**Given instruction:**
Tally the lines in the listing below that contain "then" and report the tally alone.

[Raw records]
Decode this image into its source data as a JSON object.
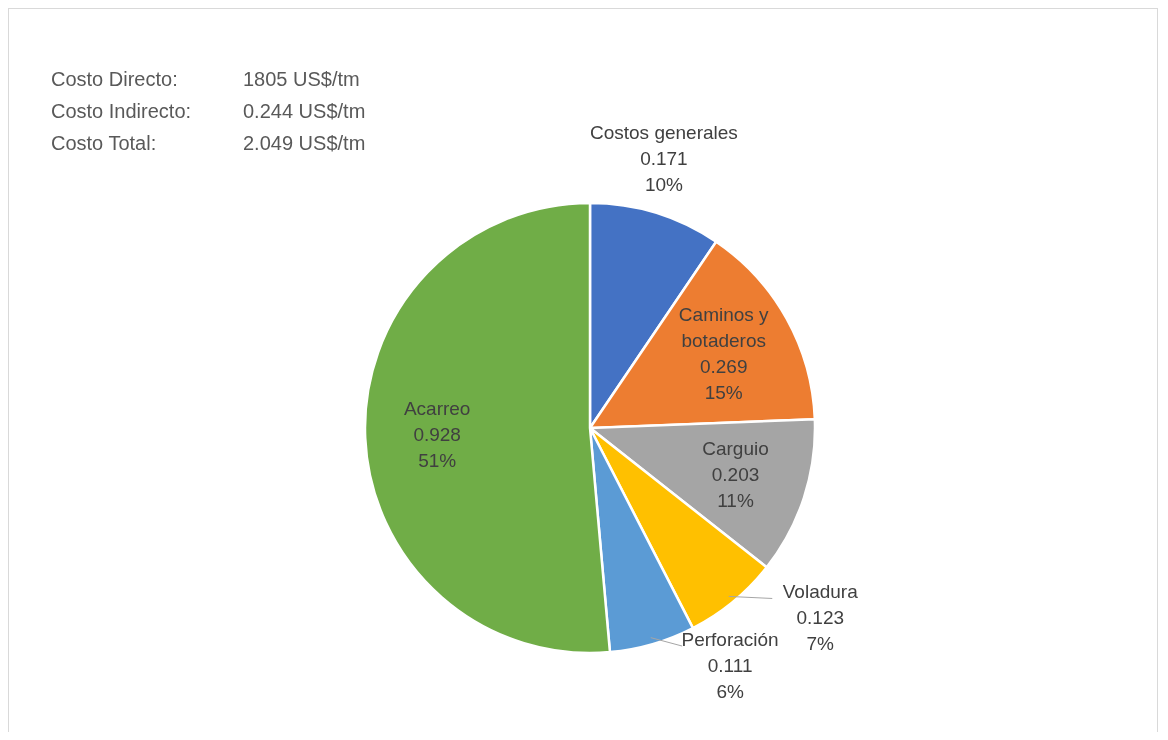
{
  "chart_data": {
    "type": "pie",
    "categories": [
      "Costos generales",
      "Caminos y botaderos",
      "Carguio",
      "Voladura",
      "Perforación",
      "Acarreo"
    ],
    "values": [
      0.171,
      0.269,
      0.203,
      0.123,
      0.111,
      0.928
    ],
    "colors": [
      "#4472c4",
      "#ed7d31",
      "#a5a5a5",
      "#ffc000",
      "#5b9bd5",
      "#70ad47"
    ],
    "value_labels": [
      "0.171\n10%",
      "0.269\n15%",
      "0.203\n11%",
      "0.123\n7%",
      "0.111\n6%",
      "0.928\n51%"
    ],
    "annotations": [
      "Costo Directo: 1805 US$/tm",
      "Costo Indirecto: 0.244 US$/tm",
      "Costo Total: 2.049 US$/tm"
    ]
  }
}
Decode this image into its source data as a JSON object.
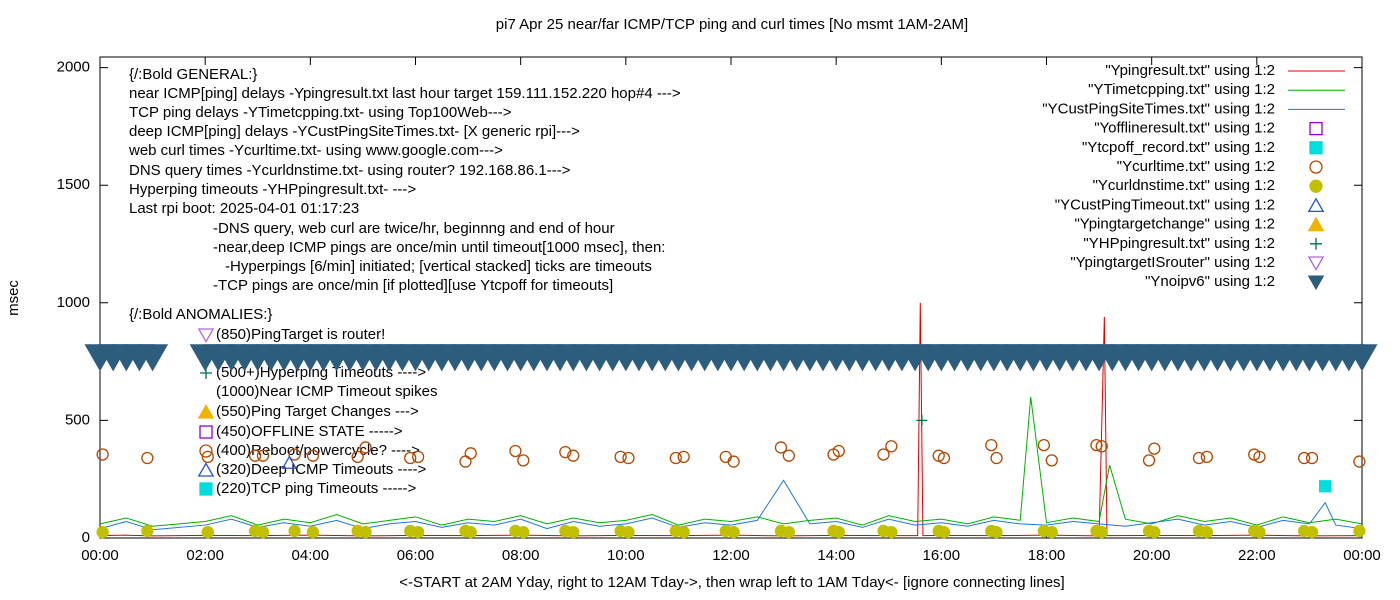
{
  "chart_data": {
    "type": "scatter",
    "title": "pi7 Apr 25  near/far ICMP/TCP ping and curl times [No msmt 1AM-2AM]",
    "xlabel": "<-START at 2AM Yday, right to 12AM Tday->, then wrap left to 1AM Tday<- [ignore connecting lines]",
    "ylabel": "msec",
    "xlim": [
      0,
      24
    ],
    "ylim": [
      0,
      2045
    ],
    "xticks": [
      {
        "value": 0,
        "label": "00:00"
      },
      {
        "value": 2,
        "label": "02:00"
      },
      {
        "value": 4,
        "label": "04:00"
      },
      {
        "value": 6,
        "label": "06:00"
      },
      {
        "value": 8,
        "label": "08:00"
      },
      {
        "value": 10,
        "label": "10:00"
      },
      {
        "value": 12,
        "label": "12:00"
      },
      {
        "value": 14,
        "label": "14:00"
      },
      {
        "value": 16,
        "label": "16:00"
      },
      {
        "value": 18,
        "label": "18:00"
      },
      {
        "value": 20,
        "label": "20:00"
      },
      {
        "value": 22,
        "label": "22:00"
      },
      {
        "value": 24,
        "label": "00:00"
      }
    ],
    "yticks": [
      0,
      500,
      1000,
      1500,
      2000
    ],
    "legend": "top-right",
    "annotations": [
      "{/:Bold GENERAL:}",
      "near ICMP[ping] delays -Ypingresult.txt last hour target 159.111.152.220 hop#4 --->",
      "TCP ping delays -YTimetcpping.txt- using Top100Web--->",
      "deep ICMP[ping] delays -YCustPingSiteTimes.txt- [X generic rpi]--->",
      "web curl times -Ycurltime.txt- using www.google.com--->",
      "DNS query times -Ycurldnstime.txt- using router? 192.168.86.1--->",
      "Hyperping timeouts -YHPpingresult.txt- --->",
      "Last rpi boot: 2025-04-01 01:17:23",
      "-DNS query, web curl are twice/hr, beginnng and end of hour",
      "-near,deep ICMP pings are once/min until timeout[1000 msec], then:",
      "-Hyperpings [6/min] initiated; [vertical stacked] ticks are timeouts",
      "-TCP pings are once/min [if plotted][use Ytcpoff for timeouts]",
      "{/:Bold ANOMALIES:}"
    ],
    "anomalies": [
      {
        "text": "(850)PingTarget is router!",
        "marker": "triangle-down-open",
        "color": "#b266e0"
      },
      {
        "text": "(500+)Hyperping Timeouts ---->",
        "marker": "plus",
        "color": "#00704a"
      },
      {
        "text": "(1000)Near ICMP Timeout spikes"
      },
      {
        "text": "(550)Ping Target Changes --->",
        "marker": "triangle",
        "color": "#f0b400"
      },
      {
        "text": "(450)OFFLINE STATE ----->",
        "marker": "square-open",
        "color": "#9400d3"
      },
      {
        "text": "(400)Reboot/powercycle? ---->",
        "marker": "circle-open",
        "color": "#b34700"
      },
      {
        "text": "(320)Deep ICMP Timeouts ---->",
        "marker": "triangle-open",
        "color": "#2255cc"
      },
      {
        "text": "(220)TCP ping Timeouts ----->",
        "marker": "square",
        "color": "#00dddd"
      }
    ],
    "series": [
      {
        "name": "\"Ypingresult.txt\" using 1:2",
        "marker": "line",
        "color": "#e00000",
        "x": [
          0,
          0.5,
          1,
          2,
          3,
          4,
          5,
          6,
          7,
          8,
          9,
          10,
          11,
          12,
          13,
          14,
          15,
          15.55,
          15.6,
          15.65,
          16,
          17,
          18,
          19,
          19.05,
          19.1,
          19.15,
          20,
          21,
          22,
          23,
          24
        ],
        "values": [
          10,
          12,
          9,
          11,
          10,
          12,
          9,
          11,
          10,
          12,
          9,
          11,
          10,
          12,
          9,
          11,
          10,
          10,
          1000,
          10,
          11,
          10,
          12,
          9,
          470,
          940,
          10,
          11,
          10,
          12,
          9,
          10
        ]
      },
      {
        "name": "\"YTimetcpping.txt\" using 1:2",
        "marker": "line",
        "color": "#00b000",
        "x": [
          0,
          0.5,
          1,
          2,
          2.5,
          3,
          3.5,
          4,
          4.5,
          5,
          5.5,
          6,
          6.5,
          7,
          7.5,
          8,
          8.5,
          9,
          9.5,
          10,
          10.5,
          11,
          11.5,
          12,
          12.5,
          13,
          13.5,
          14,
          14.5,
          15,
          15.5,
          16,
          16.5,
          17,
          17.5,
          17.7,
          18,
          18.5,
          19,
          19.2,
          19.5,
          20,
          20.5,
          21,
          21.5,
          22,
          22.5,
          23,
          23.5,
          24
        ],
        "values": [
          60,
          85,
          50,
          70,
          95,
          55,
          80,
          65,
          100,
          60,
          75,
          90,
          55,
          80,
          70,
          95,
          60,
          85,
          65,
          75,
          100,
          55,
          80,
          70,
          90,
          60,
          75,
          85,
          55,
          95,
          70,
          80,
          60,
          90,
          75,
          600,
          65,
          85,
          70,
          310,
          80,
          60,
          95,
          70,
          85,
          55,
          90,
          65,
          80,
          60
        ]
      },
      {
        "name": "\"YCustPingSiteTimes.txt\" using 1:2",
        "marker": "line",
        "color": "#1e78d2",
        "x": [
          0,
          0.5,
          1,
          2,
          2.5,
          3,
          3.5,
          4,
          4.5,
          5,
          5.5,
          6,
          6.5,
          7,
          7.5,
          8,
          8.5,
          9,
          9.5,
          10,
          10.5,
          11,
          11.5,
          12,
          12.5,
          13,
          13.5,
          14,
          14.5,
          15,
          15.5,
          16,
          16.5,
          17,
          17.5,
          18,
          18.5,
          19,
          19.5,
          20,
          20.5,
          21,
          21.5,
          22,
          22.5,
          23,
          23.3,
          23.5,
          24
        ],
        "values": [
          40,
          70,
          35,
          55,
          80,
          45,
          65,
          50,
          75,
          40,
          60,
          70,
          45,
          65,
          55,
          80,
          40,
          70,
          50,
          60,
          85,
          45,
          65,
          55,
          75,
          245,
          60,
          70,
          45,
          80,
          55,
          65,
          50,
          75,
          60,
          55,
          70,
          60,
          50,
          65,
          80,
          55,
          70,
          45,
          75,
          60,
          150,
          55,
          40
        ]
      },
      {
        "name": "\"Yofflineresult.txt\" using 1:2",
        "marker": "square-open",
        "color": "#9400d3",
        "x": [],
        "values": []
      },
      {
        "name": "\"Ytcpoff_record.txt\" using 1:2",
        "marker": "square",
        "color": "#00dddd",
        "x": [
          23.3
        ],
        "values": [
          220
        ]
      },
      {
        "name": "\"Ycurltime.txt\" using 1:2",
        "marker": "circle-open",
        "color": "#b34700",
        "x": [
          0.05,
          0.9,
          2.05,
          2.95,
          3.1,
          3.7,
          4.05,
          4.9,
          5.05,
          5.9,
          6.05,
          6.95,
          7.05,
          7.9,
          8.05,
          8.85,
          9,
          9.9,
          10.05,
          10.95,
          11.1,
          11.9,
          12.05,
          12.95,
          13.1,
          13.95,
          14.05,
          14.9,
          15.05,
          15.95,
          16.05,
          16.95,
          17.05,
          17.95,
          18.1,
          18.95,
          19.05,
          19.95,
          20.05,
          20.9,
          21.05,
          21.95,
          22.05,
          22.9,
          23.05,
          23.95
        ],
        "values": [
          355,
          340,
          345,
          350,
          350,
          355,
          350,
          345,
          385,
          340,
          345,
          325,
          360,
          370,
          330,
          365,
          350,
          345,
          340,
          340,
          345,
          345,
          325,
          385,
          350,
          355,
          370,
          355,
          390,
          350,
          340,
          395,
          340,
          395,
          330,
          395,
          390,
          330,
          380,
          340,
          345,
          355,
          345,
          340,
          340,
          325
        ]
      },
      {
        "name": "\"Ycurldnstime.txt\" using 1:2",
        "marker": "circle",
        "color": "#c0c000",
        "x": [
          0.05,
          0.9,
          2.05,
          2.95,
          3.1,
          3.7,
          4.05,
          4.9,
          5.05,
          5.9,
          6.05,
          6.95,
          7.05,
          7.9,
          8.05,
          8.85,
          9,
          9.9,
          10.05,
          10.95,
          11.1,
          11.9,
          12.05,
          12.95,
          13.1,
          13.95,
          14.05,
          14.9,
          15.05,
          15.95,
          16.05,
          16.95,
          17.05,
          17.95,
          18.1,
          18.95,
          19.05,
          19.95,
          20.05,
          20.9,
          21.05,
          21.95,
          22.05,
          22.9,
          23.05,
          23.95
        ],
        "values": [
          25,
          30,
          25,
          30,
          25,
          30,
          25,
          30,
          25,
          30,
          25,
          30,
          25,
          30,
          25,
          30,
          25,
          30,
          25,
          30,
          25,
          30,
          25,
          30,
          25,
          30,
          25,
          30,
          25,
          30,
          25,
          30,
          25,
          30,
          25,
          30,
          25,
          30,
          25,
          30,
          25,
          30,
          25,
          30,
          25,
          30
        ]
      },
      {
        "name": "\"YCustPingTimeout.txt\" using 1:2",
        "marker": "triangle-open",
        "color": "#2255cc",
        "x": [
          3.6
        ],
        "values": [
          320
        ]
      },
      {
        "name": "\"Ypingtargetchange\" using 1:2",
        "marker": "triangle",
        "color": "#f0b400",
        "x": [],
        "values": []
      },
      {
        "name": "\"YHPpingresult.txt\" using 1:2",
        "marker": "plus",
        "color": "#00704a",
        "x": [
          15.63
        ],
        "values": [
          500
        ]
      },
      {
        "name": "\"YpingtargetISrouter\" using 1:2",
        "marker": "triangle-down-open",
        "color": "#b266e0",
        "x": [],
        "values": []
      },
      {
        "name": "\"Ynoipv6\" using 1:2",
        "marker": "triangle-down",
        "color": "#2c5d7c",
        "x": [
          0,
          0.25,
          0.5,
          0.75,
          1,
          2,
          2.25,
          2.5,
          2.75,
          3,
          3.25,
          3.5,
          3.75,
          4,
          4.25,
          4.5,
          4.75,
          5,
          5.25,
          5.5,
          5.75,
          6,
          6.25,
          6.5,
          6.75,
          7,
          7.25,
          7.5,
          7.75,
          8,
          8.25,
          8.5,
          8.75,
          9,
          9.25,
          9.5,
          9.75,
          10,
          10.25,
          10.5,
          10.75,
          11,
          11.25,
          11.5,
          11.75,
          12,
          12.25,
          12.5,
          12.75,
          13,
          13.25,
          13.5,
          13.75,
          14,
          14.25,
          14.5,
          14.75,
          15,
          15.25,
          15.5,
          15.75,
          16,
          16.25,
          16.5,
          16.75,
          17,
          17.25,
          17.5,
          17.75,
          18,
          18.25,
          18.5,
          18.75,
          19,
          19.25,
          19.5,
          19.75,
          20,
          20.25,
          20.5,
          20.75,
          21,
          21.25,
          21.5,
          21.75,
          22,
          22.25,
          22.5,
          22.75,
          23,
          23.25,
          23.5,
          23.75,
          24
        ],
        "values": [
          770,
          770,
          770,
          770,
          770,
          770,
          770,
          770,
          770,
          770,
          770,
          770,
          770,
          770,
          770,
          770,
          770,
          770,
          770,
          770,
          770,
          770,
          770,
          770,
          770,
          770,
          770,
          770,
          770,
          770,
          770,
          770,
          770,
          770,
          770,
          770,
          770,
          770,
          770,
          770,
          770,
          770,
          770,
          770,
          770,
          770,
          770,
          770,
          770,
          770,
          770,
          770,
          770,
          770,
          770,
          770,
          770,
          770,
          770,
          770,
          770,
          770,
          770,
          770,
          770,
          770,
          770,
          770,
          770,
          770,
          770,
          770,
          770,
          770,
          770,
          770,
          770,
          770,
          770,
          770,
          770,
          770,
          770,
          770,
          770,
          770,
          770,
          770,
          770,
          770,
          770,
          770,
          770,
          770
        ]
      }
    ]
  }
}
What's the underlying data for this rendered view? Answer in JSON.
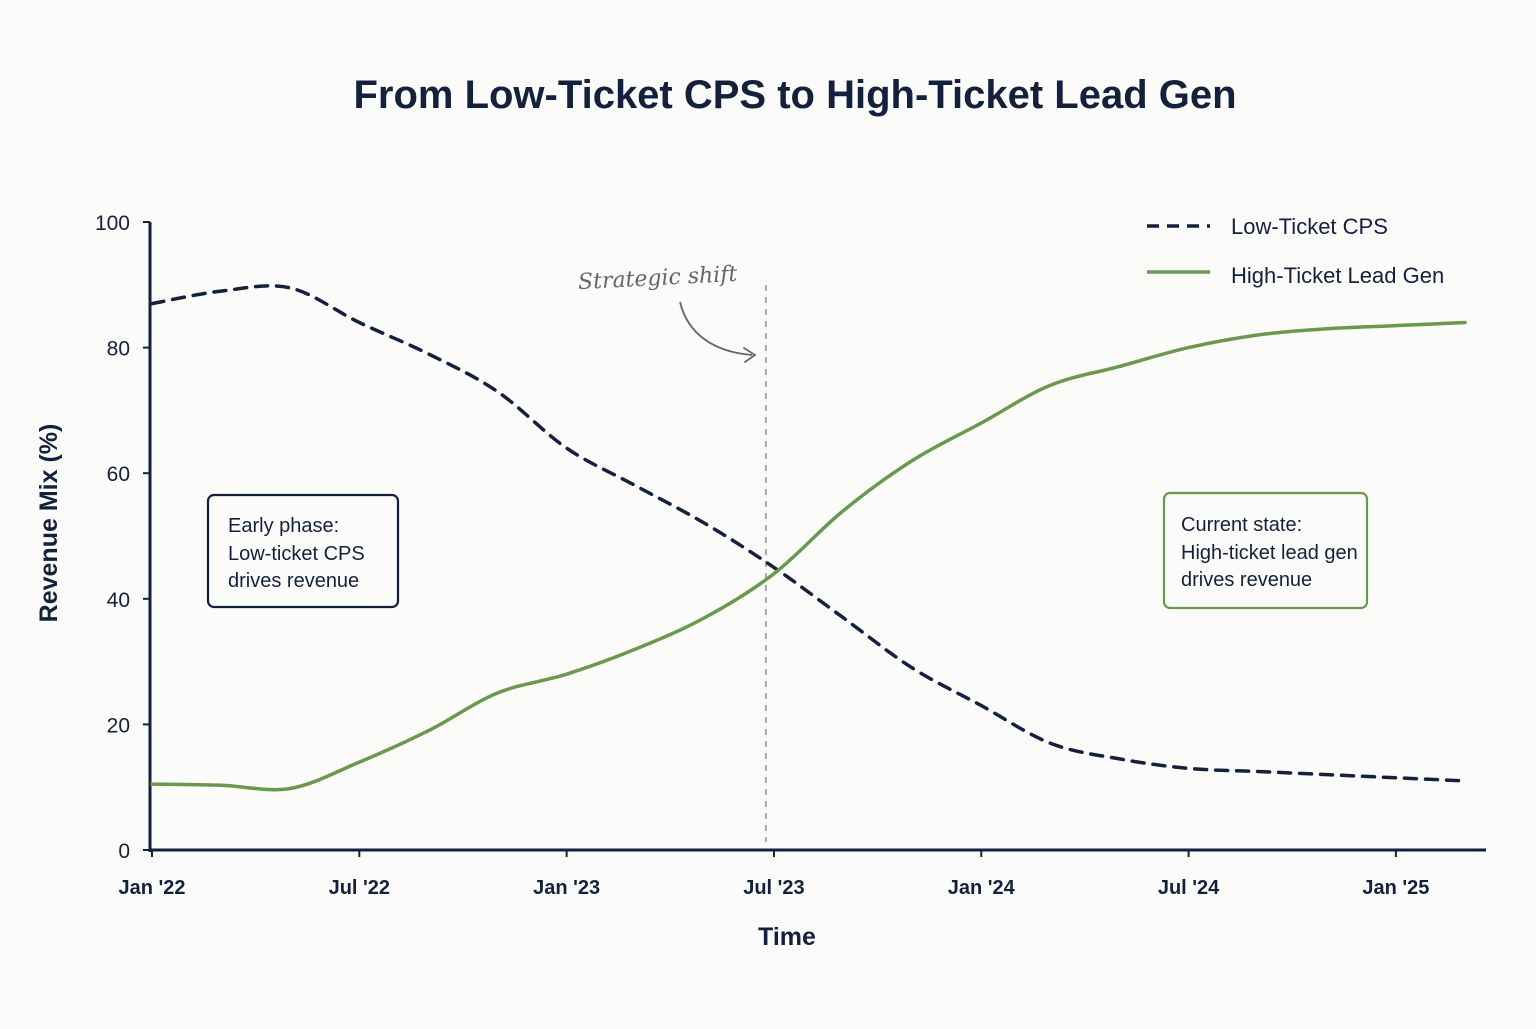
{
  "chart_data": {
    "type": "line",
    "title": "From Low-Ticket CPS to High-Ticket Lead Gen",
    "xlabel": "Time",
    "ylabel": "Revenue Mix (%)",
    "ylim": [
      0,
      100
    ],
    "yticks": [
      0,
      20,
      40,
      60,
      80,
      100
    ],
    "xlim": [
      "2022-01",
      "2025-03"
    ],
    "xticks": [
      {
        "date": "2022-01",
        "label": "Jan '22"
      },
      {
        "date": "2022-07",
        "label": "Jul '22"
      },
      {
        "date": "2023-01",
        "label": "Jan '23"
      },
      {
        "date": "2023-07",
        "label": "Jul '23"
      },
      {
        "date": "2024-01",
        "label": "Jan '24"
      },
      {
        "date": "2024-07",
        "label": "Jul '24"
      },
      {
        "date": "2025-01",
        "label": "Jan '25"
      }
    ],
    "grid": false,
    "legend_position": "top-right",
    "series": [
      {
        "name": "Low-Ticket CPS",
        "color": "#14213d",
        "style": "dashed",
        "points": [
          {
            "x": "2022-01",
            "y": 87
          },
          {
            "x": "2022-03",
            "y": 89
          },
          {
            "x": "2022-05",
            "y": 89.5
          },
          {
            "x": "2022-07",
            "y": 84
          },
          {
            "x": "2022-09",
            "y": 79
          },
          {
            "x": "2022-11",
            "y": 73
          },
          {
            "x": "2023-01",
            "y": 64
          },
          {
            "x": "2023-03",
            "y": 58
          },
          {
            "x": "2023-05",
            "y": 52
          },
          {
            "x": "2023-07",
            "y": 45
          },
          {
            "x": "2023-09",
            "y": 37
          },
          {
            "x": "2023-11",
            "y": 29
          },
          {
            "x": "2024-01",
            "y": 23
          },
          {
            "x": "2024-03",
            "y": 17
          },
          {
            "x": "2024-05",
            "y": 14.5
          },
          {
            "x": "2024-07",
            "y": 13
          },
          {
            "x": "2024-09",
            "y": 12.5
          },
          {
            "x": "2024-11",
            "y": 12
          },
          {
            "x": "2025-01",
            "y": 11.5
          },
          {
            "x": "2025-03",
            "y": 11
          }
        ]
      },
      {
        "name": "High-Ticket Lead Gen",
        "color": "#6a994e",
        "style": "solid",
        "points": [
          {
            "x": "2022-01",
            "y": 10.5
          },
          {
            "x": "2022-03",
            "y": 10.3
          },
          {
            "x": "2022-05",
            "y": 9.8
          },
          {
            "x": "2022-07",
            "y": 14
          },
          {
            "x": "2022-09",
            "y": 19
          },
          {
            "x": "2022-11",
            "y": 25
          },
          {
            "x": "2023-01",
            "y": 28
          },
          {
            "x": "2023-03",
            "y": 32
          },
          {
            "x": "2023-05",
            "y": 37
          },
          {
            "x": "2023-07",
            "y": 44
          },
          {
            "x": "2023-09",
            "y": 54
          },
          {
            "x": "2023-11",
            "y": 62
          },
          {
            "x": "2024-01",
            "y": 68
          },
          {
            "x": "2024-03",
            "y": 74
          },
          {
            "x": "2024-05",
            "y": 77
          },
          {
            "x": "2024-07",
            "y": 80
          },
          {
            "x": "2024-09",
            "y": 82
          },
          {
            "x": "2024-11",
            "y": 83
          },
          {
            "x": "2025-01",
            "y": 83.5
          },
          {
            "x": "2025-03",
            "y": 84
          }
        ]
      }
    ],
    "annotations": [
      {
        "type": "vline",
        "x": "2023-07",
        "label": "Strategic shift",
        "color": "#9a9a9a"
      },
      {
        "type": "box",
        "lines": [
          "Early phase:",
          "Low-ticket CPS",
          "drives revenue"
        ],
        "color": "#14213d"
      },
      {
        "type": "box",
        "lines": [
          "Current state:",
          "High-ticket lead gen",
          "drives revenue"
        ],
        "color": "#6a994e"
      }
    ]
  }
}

**Answer for the task:**
2